Brief ▸ Each line of the listing that contains the word "الزمن" is to be copied.
++++++++
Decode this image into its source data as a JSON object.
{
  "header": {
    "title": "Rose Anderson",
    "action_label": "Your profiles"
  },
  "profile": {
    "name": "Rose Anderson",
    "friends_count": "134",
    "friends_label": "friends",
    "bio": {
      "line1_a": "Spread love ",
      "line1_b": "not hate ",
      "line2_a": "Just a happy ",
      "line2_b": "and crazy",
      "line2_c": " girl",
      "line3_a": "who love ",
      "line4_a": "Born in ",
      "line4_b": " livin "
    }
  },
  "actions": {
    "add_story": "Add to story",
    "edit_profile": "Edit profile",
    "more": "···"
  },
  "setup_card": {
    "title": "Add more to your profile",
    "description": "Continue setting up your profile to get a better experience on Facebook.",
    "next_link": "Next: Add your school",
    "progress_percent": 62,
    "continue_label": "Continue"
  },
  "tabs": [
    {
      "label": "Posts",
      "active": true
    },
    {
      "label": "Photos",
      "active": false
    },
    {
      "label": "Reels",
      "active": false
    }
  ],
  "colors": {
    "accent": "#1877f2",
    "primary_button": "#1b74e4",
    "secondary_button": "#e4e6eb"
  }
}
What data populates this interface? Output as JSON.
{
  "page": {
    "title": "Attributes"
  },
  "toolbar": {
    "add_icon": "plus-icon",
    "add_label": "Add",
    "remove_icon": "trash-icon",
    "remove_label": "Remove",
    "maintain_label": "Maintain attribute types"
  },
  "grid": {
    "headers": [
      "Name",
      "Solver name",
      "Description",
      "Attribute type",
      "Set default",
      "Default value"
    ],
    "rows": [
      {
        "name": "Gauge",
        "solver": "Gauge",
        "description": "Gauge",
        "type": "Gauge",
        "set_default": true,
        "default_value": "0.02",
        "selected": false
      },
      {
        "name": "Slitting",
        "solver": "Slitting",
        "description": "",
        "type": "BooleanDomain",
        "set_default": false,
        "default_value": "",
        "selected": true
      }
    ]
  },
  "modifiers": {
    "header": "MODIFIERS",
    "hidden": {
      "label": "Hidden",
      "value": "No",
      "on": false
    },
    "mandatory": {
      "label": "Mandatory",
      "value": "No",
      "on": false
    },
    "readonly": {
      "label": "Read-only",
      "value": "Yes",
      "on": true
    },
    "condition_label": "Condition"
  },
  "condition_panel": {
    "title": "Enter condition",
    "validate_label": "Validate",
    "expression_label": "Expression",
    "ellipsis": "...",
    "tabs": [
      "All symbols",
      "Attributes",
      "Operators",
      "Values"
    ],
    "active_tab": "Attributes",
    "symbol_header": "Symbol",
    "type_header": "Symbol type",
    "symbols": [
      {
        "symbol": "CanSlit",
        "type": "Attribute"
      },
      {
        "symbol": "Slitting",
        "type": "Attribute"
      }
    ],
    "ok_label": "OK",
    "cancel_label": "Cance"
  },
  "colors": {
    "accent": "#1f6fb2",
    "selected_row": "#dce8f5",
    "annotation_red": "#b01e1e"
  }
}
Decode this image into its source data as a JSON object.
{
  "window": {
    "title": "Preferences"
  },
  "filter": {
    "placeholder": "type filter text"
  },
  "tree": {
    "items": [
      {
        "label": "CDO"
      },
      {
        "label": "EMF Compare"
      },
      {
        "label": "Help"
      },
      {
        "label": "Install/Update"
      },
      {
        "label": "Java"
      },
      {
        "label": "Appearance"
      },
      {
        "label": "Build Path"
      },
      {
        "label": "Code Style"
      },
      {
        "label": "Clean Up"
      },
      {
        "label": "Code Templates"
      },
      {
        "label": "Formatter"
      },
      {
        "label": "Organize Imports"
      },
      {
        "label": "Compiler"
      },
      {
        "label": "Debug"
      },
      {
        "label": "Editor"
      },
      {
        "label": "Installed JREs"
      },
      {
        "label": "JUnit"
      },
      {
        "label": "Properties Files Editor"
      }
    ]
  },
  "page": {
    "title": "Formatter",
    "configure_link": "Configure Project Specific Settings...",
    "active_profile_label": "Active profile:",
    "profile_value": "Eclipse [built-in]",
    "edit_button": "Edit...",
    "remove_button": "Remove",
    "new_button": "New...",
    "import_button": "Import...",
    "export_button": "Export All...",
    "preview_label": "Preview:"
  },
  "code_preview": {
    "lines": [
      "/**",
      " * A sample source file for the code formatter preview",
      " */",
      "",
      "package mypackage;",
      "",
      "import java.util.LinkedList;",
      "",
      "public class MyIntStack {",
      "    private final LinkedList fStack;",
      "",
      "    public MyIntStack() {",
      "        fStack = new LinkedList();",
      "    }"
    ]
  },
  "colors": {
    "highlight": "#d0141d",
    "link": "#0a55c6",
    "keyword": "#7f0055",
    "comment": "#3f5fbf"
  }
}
++++++++
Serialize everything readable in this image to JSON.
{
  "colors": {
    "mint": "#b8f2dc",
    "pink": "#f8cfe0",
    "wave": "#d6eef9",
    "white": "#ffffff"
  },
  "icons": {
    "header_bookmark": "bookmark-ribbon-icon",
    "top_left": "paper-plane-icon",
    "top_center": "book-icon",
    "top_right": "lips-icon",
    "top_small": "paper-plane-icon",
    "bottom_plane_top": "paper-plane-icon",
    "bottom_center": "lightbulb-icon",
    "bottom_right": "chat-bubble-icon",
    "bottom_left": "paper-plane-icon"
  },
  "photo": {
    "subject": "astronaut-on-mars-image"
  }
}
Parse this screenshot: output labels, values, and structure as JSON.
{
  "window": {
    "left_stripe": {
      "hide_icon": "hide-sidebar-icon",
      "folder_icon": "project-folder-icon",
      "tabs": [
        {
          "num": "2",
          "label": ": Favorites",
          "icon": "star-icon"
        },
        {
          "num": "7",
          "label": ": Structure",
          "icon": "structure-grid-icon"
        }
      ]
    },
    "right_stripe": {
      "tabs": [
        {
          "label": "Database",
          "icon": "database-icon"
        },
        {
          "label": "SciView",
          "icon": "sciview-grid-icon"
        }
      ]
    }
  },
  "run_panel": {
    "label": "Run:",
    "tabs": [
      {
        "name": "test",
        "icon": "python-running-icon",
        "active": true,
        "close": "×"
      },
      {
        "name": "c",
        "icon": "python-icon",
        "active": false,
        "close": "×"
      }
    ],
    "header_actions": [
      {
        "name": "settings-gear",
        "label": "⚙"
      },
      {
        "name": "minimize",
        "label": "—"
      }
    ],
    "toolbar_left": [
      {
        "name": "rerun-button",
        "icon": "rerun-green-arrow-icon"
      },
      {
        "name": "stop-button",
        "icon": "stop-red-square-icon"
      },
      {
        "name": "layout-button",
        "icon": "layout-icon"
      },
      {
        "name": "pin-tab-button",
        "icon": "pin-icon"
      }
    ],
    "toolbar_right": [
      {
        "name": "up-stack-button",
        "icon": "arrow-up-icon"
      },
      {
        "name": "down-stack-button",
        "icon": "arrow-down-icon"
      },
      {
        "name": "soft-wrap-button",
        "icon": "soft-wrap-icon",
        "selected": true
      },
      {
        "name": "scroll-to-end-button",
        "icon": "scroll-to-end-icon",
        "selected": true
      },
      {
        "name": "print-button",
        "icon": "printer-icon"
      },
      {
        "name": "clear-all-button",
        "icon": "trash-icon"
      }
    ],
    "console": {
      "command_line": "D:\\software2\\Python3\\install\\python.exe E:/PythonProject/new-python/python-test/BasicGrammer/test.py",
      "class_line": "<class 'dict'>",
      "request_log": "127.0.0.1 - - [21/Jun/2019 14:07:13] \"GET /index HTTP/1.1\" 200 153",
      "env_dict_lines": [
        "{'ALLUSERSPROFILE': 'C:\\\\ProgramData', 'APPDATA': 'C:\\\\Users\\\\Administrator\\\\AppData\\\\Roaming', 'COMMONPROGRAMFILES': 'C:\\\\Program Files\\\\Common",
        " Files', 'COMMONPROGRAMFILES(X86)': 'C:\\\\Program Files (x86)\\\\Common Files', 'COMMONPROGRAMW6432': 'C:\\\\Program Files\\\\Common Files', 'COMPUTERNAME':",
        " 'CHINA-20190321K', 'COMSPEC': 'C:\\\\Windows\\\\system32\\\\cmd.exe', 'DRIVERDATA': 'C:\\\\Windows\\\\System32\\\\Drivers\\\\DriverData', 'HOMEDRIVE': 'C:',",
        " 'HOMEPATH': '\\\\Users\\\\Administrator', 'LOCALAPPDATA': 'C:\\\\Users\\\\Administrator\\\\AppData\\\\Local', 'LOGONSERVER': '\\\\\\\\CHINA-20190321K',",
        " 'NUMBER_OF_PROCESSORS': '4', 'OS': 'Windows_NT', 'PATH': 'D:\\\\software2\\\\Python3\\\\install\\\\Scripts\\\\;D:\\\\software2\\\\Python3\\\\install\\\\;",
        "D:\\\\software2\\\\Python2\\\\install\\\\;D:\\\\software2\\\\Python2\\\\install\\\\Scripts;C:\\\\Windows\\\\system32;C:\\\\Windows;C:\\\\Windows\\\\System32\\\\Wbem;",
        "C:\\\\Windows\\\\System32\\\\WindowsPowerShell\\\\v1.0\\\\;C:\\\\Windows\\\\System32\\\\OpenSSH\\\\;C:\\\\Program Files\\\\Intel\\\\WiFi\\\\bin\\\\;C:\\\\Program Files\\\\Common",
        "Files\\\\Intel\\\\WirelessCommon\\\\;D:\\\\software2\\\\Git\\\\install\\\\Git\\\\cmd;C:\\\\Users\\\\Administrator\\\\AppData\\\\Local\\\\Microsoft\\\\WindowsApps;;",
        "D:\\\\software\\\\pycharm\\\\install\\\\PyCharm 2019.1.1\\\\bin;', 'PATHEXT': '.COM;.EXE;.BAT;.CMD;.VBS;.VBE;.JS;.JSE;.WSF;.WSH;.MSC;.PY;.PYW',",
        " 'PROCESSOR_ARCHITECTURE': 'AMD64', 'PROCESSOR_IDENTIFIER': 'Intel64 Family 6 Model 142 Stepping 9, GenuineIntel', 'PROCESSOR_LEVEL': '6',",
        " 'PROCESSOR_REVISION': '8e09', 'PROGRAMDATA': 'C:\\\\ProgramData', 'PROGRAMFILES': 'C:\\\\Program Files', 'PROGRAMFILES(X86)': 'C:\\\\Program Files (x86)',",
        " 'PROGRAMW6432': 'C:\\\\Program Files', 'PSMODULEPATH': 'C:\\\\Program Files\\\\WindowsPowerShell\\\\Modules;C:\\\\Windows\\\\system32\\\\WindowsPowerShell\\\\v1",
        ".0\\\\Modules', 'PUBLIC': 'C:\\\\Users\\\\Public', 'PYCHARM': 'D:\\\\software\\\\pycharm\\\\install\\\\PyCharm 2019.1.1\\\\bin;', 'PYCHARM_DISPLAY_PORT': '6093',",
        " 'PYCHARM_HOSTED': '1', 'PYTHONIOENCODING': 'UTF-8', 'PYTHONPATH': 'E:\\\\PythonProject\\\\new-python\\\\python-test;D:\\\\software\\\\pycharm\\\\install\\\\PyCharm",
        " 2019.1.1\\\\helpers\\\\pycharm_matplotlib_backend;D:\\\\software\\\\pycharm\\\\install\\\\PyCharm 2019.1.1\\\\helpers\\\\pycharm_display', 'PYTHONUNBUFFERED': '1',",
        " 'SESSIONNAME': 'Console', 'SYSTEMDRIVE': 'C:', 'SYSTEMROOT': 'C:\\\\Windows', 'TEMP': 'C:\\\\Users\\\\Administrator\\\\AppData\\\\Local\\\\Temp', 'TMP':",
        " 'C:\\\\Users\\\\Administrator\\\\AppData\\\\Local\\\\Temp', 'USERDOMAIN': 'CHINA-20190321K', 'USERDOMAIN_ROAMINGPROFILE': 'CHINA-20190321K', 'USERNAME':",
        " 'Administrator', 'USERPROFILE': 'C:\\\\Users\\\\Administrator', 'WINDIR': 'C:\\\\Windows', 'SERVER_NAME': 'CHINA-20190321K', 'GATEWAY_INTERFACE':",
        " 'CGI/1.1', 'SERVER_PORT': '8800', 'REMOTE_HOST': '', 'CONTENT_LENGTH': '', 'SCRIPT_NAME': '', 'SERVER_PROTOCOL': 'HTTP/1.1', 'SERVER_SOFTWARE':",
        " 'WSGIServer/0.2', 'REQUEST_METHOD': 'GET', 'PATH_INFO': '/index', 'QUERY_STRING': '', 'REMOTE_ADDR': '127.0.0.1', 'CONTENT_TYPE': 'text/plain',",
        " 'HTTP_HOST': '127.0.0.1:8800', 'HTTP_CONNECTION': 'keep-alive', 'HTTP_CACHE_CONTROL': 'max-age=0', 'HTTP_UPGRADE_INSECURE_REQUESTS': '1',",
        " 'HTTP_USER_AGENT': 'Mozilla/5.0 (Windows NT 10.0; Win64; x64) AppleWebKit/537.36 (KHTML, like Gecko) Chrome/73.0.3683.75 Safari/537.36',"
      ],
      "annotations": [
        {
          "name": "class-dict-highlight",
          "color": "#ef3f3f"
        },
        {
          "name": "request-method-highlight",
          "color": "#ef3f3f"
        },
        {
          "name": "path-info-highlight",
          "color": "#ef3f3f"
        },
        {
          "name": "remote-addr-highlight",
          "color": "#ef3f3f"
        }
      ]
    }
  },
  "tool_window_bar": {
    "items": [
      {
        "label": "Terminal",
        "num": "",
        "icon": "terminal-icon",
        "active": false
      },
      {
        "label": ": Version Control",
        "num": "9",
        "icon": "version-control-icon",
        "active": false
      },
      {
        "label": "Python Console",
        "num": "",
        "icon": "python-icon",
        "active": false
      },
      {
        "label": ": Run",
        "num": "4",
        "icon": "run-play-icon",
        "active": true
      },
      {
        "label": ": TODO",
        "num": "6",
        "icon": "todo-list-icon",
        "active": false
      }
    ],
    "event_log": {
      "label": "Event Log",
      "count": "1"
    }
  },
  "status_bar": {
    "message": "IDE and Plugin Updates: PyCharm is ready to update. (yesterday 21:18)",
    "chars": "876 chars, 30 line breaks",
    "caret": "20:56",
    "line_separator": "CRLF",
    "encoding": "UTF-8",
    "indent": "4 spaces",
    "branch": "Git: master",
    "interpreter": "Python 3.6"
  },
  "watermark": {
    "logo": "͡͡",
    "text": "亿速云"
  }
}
++++++++
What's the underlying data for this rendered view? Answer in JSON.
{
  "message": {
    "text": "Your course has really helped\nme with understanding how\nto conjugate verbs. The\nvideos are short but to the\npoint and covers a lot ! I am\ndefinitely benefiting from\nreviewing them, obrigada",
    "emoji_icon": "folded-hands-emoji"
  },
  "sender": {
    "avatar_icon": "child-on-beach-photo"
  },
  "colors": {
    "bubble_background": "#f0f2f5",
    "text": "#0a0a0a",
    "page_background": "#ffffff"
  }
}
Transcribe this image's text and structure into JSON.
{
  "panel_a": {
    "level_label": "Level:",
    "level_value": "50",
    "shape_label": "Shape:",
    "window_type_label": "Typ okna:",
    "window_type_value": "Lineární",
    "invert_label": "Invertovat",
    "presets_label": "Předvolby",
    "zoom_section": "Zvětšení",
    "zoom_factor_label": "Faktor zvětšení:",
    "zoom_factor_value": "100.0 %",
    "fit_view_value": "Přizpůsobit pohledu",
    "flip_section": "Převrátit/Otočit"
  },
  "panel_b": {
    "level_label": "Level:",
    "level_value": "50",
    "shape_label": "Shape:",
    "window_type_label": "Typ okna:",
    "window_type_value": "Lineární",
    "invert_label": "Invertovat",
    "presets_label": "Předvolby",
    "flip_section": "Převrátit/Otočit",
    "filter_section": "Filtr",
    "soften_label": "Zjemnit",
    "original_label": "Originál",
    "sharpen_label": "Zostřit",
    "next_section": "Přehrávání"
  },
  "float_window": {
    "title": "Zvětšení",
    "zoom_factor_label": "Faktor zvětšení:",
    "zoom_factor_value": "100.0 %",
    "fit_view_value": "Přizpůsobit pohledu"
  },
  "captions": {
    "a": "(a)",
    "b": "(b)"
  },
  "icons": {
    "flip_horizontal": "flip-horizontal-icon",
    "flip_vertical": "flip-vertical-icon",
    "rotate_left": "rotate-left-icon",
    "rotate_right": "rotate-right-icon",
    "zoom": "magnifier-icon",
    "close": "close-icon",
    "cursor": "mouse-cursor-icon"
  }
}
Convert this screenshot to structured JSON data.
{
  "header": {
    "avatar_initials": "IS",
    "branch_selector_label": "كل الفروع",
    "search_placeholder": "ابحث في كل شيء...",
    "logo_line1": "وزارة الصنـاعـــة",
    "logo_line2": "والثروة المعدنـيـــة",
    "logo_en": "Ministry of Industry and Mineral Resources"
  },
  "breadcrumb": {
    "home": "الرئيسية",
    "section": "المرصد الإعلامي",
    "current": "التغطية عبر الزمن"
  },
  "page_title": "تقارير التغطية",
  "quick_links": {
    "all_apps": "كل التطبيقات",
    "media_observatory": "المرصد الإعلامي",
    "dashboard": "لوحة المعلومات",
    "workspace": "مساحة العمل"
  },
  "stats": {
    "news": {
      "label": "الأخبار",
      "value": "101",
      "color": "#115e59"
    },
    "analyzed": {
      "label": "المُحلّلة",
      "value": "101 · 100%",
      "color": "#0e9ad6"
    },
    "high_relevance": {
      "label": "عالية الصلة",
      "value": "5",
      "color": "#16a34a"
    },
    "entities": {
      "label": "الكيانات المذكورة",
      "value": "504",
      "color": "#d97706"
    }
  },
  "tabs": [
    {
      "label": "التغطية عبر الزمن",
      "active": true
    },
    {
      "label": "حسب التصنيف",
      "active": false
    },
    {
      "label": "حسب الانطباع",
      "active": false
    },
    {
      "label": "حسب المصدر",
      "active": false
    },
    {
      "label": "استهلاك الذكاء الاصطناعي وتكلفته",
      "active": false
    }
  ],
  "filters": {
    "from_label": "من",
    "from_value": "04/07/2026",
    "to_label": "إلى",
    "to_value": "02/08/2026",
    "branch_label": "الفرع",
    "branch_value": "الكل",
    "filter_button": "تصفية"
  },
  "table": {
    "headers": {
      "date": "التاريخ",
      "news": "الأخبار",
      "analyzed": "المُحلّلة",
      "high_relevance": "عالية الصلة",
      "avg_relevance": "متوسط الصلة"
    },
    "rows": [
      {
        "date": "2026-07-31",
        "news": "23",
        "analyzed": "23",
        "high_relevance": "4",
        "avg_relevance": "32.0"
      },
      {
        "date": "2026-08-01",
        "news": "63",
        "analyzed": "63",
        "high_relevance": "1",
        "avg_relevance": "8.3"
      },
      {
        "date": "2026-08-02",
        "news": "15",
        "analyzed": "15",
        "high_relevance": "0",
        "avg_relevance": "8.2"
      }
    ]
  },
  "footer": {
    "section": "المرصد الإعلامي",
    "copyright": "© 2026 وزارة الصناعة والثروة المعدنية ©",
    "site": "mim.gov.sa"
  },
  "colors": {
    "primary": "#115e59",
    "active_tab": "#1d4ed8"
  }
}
++++++++
The output ▸
    "current": "التغطية عبر الزمن"
      "label": "التغطية عبر الزمن",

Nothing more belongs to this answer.